### [DOCUMENT TEXT]
==================================================
Holding the handles of a rusty old plough that was drawn by a kicking mare, I made a poem . . . I could not help smiling when I thought of the origin of my ploughman ecstasy. A kicking mare in a rusty old plough tilling the land for turnips.
Poetry here depends on deception, and he is quite self-congratulatory that he has fobbed off editors and readers with a prettified version of reality.
His favourite roles in his 1930s’ poems are those of naif, fool, dreamer, ‘unschooled rustic’, poor man and, above all, poet. A recurrent subject is the poet’s lonely pursuit of his vocation and the stance is self-justifying, self-consoling, self-pitying. A frequent pose is one of straining after some abstraction — wisdom, beauty, truth — sometimes imaged as a star (‘The Chase’, ‘A Star’, ‘Blind Dog’). Images of yearning and unfulfilment proliferate: he hungers for ‘the wisdom that grows/In the other lands; ‘the potion of charm’ is always ‘out of reach’. Poems that centre on his sense of personal or literary inadequacy — anxieties about poverty, lack of conventional education, local reputation as an oddity — often take the form of compensatory fantasies in which the unschooled rustic knows more than scholars (‘Poet’); the despised ballad-maker is Christ in disguise (‘Street Corner Christ’). Poverty is presented defensively as a voluntary or liberating condition (‘Ascetic’, ‘Soft Ease’). Most of his 1930s’ poetry is either smug or whining, and it is always solemn.
Patrick’s attempt to make life imitate art or to read his own life through literary lenses in the 1930s is evident from his accounts of a love affair at that time. He had been very susceptible to the charms of pretty women from puberty and regularly fell in love twice a year, never declaring his feelings, merely worshipping from afar. In autumn 1934 he eventually embarked on a courtship of sorts when he ‘fell very badly’ for May Crawley, a local woman about twelve years younger than himself who had been one of Celia’s friends. Any factual details about his conduct of this romance were recorded in letters to Celia or a draft version of The Green Fool and not in his poetry.45 She was not ‘pretty to objective eyes’ — grey-green slit eyes, straight black hair, a very wide mouth and flat feet — but she was slim, and he liked his women slim. What attracted him was that she was ‘young and gay and innocent’, his opposite, a ‘butterfly’ who hadn’t ‘the slightest interest in poetry’. He persuaded Josie to accompany him three nights a week to Irish classes in Drumlusty, at which May was a fellow pupil. At first this was a willed romance and he deliberately fanned the early sparks, but once it had ignited he lost emotional control. He was very ‘mooney’ when the infatuation was at its most intense in spring 1935 and did not visit Dublin for three months, preferring to hang about Inniskeen on the off chance of exchanging a few words with or even catching a glimpse of his beloved. Val Hanratty also fancied May Crawley, and they discussed her for hours on end, referring to her as ‘the House’ to foil eavesdroppers.
May had no interest whatever in poetry, yet he courted her as a poet, sending her anonymous letters signed ‘Your own lover’ in black capitals and including quotations from love poems: Samuel Ferguson’s ‘O I’d wed you without herds’ and W. S. Landor’s ‘There is a mountain and a wood between us.’ His approach to the romance was self-consciously literary; he continually represented his feelings through quotation and allusion, as if he were discovering or inventing his own emotions by drawing on those of other poets. Yeats’s words about Maud Gonne (misquoted)
==================================================
(Rows from a layout dataset)
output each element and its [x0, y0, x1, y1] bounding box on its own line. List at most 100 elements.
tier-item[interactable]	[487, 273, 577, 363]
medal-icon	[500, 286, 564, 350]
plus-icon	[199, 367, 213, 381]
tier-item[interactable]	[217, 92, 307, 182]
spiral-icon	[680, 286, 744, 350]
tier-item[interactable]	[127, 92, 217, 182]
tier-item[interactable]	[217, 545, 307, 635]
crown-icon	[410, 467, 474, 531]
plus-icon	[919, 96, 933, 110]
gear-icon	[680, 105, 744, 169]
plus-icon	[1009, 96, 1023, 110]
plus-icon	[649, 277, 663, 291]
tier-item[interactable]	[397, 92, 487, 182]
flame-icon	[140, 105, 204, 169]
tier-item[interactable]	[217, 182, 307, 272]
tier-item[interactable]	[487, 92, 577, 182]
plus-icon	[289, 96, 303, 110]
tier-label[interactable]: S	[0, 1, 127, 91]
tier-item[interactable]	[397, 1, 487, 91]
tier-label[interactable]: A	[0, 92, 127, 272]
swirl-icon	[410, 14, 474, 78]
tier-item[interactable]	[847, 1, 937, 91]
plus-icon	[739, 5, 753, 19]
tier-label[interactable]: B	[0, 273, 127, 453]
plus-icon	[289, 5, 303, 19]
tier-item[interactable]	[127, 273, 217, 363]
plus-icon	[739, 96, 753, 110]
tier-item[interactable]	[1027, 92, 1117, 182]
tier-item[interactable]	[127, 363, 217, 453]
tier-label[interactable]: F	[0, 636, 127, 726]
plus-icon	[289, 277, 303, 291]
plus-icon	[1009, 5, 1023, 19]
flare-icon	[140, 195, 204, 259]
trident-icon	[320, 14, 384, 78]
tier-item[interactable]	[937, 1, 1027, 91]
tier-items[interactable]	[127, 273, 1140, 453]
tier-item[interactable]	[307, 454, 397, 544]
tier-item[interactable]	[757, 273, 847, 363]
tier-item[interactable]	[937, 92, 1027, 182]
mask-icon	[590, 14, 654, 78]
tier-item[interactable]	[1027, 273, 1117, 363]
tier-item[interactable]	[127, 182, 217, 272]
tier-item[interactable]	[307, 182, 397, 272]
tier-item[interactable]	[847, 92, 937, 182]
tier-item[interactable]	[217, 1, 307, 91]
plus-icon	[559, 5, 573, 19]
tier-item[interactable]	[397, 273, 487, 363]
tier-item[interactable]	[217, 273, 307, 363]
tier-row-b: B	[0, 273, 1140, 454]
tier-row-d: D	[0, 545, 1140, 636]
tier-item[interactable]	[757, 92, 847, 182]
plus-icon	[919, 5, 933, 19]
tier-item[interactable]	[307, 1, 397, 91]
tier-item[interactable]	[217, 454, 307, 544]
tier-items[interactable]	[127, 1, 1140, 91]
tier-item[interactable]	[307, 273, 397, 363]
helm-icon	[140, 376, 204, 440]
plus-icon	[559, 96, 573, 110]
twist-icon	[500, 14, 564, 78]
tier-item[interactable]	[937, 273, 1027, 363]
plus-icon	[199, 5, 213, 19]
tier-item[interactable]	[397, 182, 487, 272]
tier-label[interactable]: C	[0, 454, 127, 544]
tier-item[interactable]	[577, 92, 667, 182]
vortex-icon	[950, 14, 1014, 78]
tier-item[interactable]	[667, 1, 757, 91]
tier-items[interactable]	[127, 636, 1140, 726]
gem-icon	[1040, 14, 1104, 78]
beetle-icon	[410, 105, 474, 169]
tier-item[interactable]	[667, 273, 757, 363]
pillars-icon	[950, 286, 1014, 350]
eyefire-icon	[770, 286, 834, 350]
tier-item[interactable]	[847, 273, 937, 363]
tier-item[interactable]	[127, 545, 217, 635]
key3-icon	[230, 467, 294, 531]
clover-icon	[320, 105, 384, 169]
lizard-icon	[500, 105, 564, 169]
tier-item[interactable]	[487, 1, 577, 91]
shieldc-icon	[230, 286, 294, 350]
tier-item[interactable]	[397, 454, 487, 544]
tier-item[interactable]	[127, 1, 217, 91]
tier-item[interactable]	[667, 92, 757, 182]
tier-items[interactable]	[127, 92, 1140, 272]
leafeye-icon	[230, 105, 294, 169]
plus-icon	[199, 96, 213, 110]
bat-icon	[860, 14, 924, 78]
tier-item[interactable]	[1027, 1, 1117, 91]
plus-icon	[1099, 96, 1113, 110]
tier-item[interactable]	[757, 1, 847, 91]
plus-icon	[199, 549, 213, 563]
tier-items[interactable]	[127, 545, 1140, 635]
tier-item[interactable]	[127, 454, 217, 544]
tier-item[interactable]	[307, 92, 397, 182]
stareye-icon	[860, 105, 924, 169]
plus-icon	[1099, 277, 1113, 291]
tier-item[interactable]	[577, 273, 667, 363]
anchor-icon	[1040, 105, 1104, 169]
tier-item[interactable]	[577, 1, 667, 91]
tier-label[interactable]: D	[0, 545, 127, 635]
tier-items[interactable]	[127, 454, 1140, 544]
==================================================
Answer these from the biographical passage:
1. In his 1930s poems, what is the abstraction he strains after sometimes imaged as?
2. Where were the Irish classes that he persuaded Josie to attend with him?
3. How did he sign the anonymous letters he sent to May Crawley?
The entries are separate material, unrelated to the biographical passage.

### [RIGHT ANSWER]
1. A star.
2. In Drumlusty.
3. "Your own lover," in black capitals.